» **Short exercise**
Copy the data exactly; pictures stay out of the copy.

» **Record extracts**
============================================================

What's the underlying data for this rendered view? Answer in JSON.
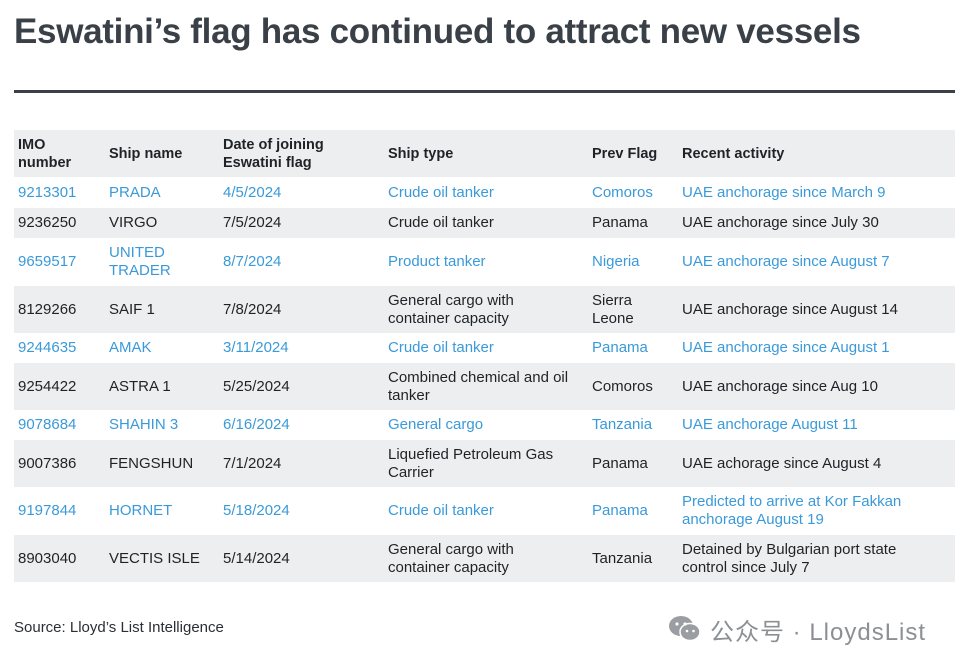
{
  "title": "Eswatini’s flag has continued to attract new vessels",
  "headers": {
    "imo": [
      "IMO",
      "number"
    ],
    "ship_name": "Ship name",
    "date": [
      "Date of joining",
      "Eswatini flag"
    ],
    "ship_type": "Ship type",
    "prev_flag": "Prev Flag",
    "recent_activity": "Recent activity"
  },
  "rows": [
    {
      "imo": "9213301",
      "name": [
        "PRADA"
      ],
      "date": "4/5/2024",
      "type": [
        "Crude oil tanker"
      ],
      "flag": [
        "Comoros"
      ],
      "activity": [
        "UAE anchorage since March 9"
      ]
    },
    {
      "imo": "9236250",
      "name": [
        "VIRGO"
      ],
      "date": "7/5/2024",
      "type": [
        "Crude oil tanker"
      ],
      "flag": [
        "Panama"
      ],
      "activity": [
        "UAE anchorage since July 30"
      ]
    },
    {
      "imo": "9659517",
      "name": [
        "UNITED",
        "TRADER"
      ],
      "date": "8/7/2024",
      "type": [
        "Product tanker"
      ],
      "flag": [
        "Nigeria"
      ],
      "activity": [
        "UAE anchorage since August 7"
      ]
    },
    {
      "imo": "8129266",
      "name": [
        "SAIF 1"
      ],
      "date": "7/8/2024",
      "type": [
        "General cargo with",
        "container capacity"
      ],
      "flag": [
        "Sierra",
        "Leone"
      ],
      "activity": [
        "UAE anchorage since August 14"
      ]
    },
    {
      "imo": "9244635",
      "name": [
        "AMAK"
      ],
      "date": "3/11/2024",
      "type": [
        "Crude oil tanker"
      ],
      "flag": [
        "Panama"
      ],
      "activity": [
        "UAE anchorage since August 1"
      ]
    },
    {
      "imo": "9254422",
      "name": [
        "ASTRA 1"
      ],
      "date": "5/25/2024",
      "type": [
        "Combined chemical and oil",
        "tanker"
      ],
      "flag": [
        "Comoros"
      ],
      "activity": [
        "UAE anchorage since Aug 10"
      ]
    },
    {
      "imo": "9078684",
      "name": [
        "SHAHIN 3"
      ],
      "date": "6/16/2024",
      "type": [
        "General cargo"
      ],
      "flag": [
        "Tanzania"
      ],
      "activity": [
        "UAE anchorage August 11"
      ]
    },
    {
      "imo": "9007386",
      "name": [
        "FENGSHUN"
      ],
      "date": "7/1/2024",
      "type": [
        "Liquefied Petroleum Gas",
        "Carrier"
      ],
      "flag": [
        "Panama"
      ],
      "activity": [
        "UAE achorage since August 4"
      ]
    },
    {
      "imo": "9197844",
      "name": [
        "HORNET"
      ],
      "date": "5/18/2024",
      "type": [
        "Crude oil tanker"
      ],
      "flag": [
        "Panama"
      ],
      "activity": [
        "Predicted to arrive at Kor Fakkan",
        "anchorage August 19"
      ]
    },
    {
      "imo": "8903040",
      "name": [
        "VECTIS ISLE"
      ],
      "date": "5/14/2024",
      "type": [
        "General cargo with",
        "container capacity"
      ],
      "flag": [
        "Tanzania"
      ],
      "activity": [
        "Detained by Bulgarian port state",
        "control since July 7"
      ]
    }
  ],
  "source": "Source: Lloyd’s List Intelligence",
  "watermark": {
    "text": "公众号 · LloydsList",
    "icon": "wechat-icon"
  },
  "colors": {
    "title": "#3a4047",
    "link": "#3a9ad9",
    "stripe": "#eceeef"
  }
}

============================================================

» **Solution to this problem**
What's the underlying data for this rendered view? Answer in JSON.
{
  "title": "Eswatini’s flag has continued to attract new vessels",
  "headers": {
    "imo": [
      "IMO",
      "number"
    ],
    "ship_name": "Ship name",
    "date": [
      "Date of joining",
      "Eswatini flag"
    ],
    "ship_type": "Ship type",
    "prev_flag": "Prev Flag",
    "recent_activity": "Recent activity"
  },
  "rows": [
    {
      "imo": "9213301",
      "name": [
        "PRADA"
      ],
      "date": "4/5/2024",
      "type": [
        "Crude oil tanker"
      ],
      "flag": [
        "Comoros"
      ],
      "activity": [
        "UAE anchorage since March 9"
      ]
    },
    {
      "imo": "9236250",
      "name": [
        "VIRGO"
      ],
      "date": "7/5/2024",
      "type": [
        "Crude oil tanker"
      ],
      "flag": [
        "Panama"
      ],
      "activity": [
        "UAE anchorage since July 30"
      ]
    },
    {
      "imo": "9659517",
      "name": [
        "UNITED",
        "TRADER"
      ],
      "date": "8/7/2024",
      "type": [
        "Product tanker"
      ],
      "flag": [
        "Nigeria"
      ],
      "activity": [
        "UAE anchorage since August 7"
      ]
    },
    {
      "imo": "8129266",
      "name": [
        "SAIF 1"
      ],
      "date": "7/8/2024",
      "type": [
        "General cargo with",
        "container capacity"
      ],
      "flag": [
        "Sierra",
        "Leone"
      ],
      "activity": [
        "UAE anchorage since August 14"
      ]
    },
    {
      "imo": "9244635",
      "name": [
        "AMAK"
      ],
      "date": "3/11/2024",
      "type": [
        "Crude oil tanker"
      ],
      "flag": [
        "Panama"
      ],
      "activity": [
        "UAE anchorage since August 1"
      ]
    },
    {
      "imo": "9254422",
      "name": [
        "ASTRA 1"
      ],
      "date": "5/25/2024",
      "type": [
        "Combined chemical and oil",
        "tanker"
      ],
      "flag": [
        "Comoros"
      ],
      "activity": [
        "UAE anchorage since Aug 10"
      ]
    },
    {
      "imo": "9078684",
      "name": [
        "SHAHIN 3"
      ],
      "date": "6/16/2024",
      "type": [
        "General cargo"
      ],
      "flag": [
        "Tanzania"
      ],
      "activity": [
        "UAE anchorage August 11"
      ]
    },
    {
      "imo": "9007386",
      "name": [
        "FENGSHUN"
      ],
      "date": "7/1/2024",
      "type": [
        "Liquefied Petroleum Gas",
        "Carrier"
      ],
      "flag": [
        "Panama"
      ],
      "activity": [
        "UAE achorage since August 4"
      ]
    },
    {
      "imo": "9197844",
      "name": [
        "HORNET"
      ],
      "date": "5/18/2024",
      "type": [
        "Crude oil tanker"
      ],
      "flag": [
        "Panama"
      ],
      "activity": [
        "Predicted to arrive at Kor Fakkan",
        "anchorage August 19"
      ]
    },
    {
      "imo": "8903040",
      "name": [
        "VECTIS ISLE"
      ],
      "date": "5/14/2024",
      "type": [
        "General cargo with",
        "container capacity"
      ],
      "flag": [
        "Tanzania"
      ],
      "activity": [
        "Detained by Bulgarian port state",
        "control since July 7"
      ]
    }
  ],
  "source": "Source: Lloyd’s List Intelligence",
  "watermark": {
    "text": "公众号 · LloydsList",
    "icon": "wechat-icon"
  },
  "colors": {
    "title": "#3a4047",
    "link": "#3a9ad9",
    "stripe": "#eceeef"
  }
}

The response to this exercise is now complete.